━━ Records for the exercise ━━
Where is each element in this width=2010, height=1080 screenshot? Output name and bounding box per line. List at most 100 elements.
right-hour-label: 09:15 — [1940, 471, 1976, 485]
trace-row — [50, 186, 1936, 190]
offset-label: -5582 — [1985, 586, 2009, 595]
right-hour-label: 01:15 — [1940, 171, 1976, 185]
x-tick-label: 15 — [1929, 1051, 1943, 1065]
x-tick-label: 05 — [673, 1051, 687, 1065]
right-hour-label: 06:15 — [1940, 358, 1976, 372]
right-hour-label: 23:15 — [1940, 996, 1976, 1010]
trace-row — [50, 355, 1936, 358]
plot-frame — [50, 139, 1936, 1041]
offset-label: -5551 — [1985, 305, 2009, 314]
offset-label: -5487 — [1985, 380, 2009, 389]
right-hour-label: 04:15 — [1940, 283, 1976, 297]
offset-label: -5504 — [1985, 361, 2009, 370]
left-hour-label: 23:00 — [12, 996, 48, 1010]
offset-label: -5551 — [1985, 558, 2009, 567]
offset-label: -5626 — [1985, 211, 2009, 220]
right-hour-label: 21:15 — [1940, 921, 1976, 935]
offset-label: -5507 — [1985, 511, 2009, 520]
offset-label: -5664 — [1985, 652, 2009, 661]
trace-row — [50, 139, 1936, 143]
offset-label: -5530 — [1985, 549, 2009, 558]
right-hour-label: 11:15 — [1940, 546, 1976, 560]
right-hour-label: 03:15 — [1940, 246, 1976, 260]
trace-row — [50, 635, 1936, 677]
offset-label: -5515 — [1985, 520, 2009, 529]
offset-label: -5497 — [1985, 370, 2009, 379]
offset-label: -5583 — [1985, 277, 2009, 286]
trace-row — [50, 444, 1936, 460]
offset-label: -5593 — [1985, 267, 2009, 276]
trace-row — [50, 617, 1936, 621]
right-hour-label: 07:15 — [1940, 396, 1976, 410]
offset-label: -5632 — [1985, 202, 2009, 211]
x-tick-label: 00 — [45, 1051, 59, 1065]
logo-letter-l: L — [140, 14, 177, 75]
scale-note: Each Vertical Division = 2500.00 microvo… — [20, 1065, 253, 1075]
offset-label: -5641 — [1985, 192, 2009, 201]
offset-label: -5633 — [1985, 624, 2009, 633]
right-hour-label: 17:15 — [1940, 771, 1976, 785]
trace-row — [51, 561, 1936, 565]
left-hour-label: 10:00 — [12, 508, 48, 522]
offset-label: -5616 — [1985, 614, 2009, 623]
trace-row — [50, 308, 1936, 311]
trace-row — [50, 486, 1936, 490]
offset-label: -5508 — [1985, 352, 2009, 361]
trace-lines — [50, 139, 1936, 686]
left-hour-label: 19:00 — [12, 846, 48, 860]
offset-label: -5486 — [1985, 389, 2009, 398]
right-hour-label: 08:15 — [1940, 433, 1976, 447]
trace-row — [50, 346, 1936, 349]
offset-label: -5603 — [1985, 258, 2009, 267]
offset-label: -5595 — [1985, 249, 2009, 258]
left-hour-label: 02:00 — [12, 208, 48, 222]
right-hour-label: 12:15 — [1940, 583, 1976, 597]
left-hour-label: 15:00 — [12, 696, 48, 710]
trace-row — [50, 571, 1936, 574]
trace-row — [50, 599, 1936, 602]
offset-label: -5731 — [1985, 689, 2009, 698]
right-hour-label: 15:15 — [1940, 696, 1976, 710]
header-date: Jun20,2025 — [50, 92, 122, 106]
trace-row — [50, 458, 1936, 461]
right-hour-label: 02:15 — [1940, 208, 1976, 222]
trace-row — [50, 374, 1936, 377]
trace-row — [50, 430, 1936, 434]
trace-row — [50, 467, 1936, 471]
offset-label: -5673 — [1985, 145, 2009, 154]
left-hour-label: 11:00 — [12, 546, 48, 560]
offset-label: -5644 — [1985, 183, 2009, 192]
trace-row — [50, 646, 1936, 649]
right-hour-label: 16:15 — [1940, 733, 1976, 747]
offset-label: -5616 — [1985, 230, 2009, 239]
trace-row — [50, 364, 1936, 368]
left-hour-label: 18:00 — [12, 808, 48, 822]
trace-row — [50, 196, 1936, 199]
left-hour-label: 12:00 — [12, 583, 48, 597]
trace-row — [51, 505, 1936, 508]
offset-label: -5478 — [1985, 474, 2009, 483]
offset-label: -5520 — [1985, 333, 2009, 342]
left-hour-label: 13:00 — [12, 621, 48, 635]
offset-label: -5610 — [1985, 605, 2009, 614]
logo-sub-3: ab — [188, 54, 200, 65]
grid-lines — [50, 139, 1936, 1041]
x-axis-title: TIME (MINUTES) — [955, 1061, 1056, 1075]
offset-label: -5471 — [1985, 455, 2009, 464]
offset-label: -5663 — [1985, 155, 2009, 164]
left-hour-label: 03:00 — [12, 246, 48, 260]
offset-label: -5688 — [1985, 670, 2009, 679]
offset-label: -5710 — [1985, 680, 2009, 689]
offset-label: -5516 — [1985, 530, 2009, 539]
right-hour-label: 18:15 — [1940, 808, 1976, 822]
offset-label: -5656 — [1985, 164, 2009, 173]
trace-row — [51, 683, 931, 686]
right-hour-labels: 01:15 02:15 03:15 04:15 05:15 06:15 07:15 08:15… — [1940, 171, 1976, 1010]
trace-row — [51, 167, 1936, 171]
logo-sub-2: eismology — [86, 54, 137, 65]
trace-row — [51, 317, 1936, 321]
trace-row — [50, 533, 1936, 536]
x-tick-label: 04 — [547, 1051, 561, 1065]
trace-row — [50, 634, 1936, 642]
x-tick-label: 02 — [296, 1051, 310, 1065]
━━━
> [What the task asks] Convert the records above into a numbered list, one line per item, leaving out any blank lines.

> [Reply]
1. Where is each element in this width=2010, height=1080 screenshot? Output name and bounding box per line. List at most 100 elements.
2. right-hour-label: 09:15 — [1940, 471, 1976, 485]
3. trace-row — [50, 186, 1936, 190]
4. offset-label: -5582 — [1985, 586, 2009, 595]
5. right-hour-label: 01:15 — [1940, 171, 1976, 185]
6. x-tick-label: 15 — [1929, 1051, 1943, 1065]
7. x-tick-label: 05 — [673, 1051, 687, 1065]
8. right-hour-label: 06:15 — [1940, 358, 1976, 372]
9. right-hour-label: 23:15 — [1940, 996, 1976, 1010]
10. trace-row — [50, 355, 1936, 358]
11. plot-frame — [50, 139, 1936, 1041]
12. offset-label: -5551 — [1985, 305, 2009, 314]
13. offset-label: -5487 — [1985, 380, 2009, 389]
14. right-hour-label: 04:15 — [1940, 283, 1976, 297]
15. offset-label: -5504 — [1985, 361, 2009, 370]
16. left-hour-label: 23:00 — [12, 996, 48, 1010]
17. offset-label: -5551 — [1985, 558, 2009, 567]
18. offset-label: -5626 — [1985, 211, 2009, 220]
19. right-hour-label: 21:15 — [1940, 921, 1976, 935]
20. offset-label: -5507 — [1985, 511, 2009, 520]
21. offset-label: -5664 — [1985, 652, 2009, 661]
22. trace-row — [50, 139, 1936, 143]
23. offset-label: -5530 — [1985, 549, 2009, 558]
24. right-hour-label: 11:15 — [1940, 546, 1976, 560]
25. right-hour-label: 03:15 — [1940, 246, 1976, 260]
26. trace-row — [50, 635, 1936, 677]
27. offset-label: -5515 — [1985, 520, 2009, 529]
28. offset-label: -5497 — [1985, 370, 2009, 379]
29. offset-label: -5583 — [1985, 277, 2009, 286]
30. trace-row — [50, 444, 1936, 460]
31. offset-label: -5593 — [1985, 267, 2009, 276]
32. trace-row — [50, 617, 1936, 621]
33. right-hour-label: 07:15 — [1940, 396, 1976, 410]
34. offset-label: -5632 — [1985, 202, 2009, 211]
35. x-tick-label: 00 — [45, 1051, 59, 1065]
36. logo-letter-l: L — [140, 14, 177, 75]
37. scale-note: Each Vertical Division = 2500.00 microvo… — [20, 1065, 253, 1075]
38. offset-label: -5641 — [1985, 192, 2009, 201]
39. offset-label: -5633 — [1985, 624, 2009, 633]
40. right-hour-label: 17:15 — [1940, 771, 1976, 785]
41. trace-row — [51, 561, 1936, 565]
42. left-hour-label: 10:00 — [12, 508, 48, 522]
43. offset-label: -5616 — [1985, 614, 2009, 623]
44. trace-row — [50, 308, 1936, 311]
45. trace-row — [50, 486, 1936, 490]
46. offset-label: -5508 — [1985, 352, 2009, 361]
47. trace-lines — [50, 139, 1936, 686]
48. left-hour-label: 19:00 — [12, 846, 48, 860]
49. offset-label: -5486 — [1985, 389, 2009, 398]
50. right-hour-label: 08:15 — [1940, 433, 1976, 447]
51. trace-row — [50, 346, 1936, 349]
52. offset-label: -5603 — [1985, 258, 2009, 267]
53. offset-label: -5595 — [1985, 249, 2009, 258]
54. left-hour-label: 02:00 — [12, 208, 48, 222]
55. right-hour-label: 12:15 — [1940, 583, 1976, 597]
56. left-hour-label: 15:00 — [12, 696, 48, 710]
57. trace-row — [50, 571, 1936, 574]
58. trace-row — [50, 599, 1936, 602]
59. offset-label: -5731 — [1985, 689, 2009, 698]
60. right-hour-label: 15:15 — [1940, 696, 1976, 710]
61. header-date: Jun20,2025 — [50, 92, 122, 106]
62. trace-row — [50, 458, 1936, 461]
63. right-hour-label: 02:15 — [1940, 208, 1976, 222]
64. trace-row — [50, 374, 1936, 377]
65. trace-row — [50, 430, 1936, 434]
66. trace-row — [50, 467, 1936, 471]
67. offset-label: -5673 — [1985, 145, 2009, 154]
68. left-hour-label: 11:00 — [12, 546, 48, 560]
69. offset-label: -5644 — [1985, 183, 2009, 192]
70. trace-row — [50, 646, 1936, 649]
71. right-hour-label: 16:15 — [1940, 733, 1976, 747]
72. offset-label: -5616 — [1985, 230, 2009, 239]
73. trace-row — [50, 364, 1936, 368]
74. left-hour-label: 18:00 — [12, 808, 48, 822]
75. trace-row — [50, 196, 1936, 199]
76. left-hour-label: 12:00 — [12, 583, 48, 597]
77. trace-row — [51, 505, 1936, 508]
78. offset-label: -5478 — [1985, 474, 2009, 483]
79. offset-label: -5520 — [1985, 333, 2009, 342]
80. left-hour-label: 13:00 — [12, 621, 48, 635]
81. offset-label: -5610 — [1985, 605, 2009, 614]
82. logo-sub-3: ab — [188, 54, 200, 65]
83. grid-lines — [50, 139, 1936, 1041]
84. x-axis-title: TIME (MINUTES) — [955, 1061, 1056, 1075]
85. offset-label: -5471 — [1985, 455, 2009, 464]
86. offset-label: -5663 — [1985, 155, 2009, 164]
87. left-hour-label: 03:00 — [12, 246, 48, 260]
88. offset-label: -5688 — [1985, 670, 2009, 679]
89. offset-label: -5710 — [1985, 680, 2009, 689]
90. offset-label: -5516 — [1985, 530, 2009, 539]
91. right-hour-label: 18:15 — [1940, 808, 1976, 822]
92. offset-label: -5656 — [1985, 164, 2009, 173]
93. trace-row — [51, 683, 931, 686]
94. right-hour-labels: 01:15 02:15 03:15 04:15 05:15 06:15 07:15 08:15… — [1940, 171, 1976, 1010]
95. trace-row — [51, 167, 1936, 171]
96. logo-sub-2: eismology — [86, 54, 137, 65]
97. trace-row — [51, 317, 1936, 321]
98. trace-row — [50, 533, 1936, 536]
99. x-tick-label: 04 — [547, 1051, 561, 1065]
100. trace-row — [50, 634, 1936, 642]
101. x-tick-label: 02 — [296, 1051, 310, 1065]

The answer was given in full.